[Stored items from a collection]
--- --- ---

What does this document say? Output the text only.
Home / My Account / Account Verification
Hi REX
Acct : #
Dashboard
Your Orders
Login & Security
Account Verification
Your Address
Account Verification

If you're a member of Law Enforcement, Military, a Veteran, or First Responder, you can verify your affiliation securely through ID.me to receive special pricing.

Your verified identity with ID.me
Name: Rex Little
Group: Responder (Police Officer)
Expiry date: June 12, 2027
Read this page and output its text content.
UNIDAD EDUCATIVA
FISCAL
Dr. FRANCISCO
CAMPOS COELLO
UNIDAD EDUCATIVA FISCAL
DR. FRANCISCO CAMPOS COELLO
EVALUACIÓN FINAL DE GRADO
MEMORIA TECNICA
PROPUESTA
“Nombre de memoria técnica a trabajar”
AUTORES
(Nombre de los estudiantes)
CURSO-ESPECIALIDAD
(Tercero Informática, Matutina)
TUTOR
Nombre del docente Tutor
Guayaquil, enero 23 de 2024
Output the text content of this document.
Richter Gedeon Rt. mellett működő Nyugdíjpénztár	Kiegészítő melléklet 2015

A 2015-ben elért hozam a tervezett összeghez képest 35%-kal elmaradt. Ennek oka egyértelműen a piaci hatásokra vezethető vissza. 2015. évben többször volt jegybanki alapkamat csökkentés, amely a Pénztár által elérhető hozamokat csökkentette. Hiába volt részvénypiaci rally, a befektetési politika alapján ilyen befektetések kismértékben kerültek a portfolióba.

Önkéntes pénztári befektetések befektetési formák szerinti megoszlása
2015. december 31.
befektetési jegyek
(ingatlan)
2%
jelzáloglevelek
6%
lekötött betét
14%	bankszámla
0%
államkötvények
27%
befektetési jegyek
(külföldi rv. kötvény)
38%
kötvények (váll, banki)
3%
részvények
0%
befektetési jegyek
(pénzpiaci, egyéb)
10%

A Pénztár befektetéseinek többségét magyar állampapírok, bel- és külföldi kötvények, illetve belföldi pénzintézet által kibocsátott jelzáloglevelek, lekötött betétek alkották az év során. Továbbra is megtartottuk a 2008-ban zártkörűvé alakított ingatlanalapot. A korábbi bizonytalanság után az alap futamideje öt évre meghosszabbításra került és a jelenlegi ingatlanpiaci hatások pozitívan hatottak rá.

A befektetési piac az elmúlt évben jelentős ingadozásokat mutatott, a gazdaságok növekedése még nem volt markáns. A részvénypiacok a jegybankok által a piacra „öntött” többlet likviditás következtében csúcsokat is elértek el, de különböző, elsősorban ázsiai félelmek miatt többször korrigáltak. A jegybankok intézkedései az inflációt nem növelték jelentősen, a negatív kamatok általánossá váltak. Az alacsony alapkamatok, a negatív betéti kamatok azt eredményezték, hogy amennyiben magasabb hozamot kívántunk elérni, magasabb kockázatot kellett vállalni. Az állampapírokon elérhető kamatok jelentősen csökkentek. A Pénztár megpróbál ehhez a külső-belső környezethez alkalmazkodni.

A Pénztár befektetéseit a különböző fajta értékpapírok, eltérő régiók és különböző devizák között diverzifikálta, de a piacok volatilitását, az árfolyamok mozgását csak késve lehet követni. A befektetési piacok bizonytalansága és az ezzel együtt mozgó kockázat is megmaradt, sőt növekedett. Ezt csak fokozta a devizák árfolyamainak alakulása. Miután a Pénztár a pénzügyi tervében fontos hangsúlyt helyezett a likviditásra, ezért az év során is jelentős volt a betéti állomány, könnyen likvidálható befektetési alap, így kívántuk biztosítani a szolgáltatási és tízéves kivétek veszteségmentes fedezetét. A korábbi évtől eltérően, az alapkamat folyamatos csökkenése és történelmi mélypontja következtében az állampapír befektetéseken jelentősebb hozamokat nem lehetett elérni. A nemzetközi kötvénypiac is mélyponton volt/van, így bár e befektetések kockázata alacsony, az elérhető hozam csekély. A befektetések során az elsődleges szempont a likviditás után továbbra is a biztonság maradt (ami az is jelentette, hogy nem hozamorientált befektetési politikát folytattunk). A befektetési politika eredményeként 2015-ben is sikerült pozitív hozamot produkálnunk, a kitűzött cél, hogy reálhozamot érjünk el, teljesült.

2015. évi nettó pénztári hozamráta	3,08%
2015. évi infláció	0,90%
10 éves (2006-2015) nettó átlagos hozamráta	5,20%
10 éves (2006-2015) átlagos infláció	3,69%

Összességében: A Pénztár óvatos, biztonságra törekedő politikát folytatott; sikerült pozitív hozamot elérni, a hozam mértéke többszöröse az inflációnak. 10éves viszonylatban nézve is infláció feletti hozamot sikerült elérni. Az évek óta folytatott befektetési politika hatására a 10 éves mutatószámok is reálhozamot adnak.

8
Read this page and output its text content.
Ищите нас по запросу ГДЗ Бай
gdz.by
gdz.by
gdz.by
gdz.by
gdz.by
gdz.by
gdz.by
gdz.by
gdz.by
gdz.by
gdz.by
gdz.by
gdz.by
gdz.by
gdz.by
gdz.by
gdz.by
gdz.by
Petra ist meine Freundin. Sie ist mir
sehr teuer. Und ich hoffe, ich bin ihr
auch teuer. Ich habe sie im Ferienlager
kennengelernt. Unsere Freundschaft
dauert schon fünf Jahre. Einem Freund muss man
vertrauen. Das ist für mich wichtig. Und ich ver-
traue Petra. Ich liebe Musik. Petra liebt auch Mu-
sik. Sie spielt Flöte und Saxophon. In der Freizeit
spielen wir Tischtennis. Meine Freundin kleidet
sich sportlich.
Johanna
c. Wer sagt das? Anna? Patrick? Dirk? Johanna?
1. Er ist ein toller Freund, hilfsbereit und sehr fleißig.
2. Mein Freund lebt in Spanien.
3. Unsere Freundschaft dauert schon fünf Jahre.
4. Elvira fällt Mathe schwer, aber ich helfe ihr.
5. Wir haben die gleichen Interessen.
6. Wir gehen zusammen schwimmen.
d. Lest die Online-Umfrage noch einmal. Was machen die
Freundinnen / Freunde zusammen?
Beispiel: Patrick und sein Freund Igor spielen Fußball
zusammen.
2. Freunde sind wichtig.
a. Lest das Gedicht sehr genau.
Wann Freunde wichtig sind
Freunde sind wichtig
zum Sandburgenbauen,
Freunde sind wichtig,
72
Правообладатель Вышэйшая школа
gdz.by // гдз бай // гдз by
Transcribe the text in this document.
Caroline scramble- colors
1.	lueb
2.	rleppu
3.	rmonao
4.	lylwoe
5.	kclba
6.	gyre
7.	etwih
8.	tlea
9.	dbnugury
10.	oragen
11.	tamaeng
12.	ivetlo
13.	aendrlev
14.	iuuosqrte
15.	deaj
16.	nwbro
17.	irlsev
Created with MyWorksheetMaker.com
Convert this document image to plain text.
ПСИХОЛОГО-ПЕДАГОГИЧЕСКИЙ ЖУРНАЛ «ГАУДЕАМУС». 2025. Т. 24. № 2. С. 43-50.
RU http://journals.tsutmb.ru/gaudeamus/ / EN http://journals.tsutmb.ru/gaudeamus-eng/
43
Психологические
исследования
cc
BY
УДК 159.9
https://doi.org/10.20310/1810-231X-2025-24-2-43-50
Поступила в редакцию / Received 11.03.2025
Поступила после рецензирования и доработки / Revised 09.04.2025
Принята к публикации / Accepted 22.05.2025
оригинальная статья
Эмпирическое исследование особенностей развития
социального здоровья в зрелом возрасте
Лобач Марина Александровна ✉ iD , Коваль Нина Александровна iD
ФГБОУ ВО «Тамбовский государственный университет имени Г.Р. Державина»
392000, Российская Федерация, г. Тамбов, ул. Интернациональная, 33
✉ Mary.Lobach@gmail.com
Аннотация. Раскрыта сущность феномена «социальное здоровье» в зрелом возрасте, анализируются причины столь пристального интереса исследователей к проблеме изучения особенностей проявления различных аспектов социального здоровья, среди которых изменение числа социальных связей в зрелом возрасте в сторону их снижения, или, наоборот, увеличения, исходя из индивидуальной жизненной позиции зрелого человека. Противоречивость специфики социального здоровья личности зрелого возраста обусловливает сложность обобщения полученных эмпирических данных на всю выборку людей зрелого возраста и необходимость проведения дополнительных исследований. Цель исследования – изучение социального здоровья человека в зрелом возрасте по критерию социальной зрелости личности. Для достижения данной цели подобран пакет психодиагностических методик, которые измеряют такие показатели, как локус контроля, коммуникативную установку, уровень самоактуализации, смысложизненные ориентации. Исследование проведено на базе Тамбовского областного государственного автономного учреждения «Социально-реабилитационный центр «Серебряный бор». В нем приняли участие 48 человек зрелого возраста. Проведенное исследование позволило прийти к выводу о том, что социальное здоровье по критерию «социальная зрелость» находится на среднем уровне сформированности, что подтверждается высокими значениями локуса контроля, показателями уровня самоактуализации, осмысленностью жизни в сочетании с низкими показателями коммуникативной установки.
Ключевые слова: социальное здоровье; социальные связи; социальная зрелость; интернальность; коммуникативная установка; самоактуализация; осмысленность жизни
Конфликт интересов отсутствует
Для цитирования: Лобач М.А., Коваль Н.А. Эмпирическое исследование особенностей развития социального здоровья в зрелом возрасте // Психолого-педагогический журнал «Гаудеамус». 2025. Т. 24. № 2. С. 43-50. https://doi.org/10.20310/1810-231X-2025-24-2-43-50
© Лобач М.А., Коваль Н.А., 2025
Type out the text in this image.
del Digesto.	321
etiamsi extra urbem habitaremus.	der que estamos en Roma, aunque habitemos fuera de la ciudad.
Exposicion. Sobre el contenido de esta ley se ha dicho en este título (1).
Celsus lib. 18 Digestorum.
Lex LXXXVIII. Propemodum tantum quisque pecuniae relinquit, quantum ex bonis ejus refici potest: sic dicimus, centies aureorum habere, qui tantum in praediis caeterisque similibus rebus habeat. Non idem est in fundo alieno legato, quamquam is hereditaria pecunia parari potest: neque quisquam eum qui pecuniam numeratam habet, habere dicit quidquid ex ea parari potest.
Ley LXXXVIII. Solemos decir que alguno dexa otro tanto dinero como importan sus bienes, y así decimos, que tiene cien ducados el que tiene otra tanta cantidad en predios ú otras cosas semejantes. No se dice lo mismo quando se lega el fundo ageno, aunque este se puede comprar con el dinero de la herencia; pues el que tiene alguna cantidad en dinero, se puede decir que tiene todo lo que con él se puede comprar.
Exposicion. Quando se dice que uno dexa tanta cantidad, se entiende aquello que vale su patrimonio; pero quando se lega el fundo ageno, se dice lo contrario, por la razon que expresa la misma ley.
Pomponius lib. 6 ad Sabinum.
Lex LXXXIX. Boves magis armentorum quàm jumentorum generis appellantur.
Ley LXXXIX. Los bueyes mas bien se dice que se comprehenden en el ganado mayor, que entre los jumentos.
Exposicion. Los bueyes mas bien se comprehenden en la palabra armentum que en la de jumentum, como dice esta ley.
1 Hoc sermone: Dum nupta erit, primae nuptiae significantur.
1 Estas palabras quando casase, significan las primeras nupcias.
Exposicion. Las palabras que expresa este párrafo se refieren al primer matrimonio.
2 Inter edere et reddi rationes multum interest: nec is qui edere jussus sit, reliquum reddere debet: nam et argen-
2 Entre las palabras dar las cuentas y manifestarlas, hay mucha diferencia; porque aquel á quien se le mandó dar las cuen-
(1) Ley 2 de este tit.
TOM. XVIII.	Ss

--- --- ---

=== EXERCISE DIRECTIONS ===
Tally up the lines in the records containing the word "palabras", then give the count and nothing else.

=== SOLUTION FOR THIS PROBLEM ===
3